_WHAT YOU SHOULD DO_:
Locate "Convert this document image to plain text." in the listing below, then output the line holding it and every line after it, exactly and with nothing else.
** BEGIN DATASET EXTRACT **
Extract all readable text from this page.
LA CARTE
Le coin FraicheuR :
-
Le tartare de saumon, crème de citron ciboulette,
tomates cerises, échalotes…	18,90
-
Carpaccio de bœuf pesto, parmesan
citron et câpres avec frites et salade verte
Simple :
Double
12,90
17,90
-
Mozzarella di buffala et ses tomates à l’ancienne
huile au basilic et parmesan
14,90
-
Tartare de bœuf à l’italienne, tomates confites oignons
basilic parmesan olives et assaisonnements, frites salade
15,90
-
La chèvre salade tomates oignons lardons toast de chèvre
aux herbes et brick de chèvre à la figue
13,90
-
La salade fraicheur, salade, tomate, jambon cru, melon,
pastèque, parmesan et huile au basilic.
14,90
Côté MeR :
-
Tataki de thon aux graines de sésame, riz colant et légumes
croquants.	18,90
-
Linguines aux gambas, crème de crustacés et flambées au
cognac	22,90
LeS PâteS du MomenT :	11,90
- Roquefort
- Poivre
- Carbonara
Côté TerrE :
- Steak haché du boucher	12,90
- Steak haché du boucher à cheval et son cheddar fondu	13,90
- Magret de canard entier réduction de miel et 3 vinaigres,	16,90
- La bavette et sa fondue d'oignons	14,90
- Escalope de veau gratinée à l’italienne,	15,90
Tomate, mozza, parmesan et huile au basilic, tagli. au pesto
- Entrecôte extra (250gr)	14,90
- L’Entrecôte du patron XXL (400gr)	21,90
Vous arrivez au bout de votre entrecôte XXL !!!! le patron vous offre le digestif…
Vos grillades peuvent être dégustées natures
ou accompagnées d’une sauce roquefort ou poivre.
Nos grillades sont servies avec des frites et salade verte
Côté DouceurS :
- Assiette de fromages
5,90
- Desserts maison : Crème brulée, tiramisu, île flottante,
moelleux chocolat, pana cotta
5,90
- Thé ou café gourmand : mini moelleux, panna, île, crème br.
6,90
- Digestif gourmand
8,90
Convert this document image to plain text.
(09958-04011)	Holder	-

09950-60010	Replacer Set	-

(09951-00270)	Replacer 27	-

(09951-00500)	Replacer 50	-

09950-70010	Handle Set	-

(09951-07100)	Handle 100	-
** END DATASET EXTRACT **
_RESULT OF THE TASK_:
Convert this document image to plain text.
(09958-04011)	Holder	-

09950-60010	Replacer Set	-

(09951-00270)	Replacer 27	-

(09951-00500)	Replacer 50	-

09950-70010	Handle Set	-

(09951-07100)	Handle 100	-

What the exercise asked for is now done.